REQUIREMENT:
The answer must be every line of the records below that contains the word "Ribosome", copied out.

TASK MATERIAL Start Marker

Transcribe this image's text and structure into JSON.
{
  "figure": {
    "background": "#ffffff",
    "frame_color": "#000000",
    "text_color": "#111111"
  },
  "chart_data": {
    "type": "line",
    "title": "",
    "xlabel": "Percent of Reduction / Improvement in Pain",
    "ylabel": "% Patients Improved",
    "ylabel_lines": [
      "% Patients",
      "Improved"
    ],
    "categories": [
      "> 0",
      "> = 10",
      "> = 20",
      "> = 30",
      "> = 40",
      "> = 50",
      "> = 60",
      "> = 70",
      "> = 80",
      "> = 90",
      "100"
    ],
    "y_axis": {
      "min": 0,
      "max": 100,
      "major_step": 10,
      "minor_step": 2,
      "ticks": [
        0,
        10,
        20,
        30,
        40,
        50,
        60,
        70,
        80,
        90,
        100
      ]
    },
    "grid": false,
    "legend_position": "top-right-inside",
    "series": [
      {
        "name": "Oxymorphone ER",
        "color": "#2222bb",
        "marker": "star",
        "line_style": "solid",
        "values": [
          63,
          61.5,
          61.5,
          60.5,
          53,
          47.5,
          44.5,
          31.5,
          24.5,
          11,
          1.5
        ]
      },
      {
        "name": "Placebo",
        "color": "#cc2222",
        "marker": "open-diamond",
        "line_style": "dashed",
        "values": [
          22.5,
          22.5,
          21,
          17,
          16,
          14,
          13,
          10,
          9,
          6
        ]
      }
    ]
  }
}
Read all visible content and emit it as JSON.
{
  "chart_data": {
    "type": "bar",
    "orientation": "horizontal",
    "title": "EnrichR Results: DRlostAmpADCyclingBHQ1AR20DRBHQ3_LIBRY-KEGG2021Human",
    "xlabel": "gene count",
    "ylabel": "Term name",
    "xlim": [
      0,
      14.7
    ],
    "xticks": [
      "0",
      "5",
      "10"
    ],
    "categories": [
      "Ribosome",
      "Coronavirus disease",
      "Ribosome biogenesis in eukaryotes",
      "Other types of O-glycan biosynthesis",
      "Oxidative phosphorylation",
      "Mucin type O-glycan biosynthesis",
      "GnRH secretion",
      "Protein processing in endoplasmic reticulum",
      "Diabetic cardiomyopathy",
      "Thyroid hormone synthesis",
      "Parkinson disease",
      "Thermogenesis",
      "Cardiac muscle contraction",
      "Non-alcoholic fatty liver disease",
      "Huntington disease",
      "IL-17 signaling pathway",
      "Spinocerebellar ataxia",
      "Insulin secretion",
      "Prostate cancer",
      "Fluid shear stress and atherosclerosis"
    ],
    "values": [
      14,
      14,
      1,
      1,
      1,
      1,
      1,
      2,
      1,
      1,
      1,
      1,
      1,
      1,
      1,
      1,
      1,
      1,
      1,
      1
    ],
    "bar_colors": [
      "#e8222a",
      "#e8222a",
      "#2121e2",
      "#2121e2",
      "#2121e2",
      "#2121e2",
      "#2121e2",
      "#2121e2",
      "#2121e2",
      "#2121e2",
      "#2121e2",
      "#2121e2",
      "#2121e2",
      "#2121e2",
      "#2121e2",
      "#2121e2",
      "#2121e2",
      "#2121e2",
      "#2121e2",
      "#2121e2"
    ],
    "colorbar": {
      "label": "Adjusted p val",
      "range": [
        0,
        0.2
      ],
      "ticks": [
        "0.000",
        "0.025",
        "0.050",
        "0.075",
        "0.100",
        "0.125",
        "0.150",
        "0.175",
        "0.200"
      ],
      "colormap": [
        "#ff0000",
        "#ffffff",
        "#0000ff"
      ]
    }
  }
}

TASK MATERIAL End Marker

ANSWER SECTION:
      "Ribosome",
      "Ribosome biogenesis in eukaryotes",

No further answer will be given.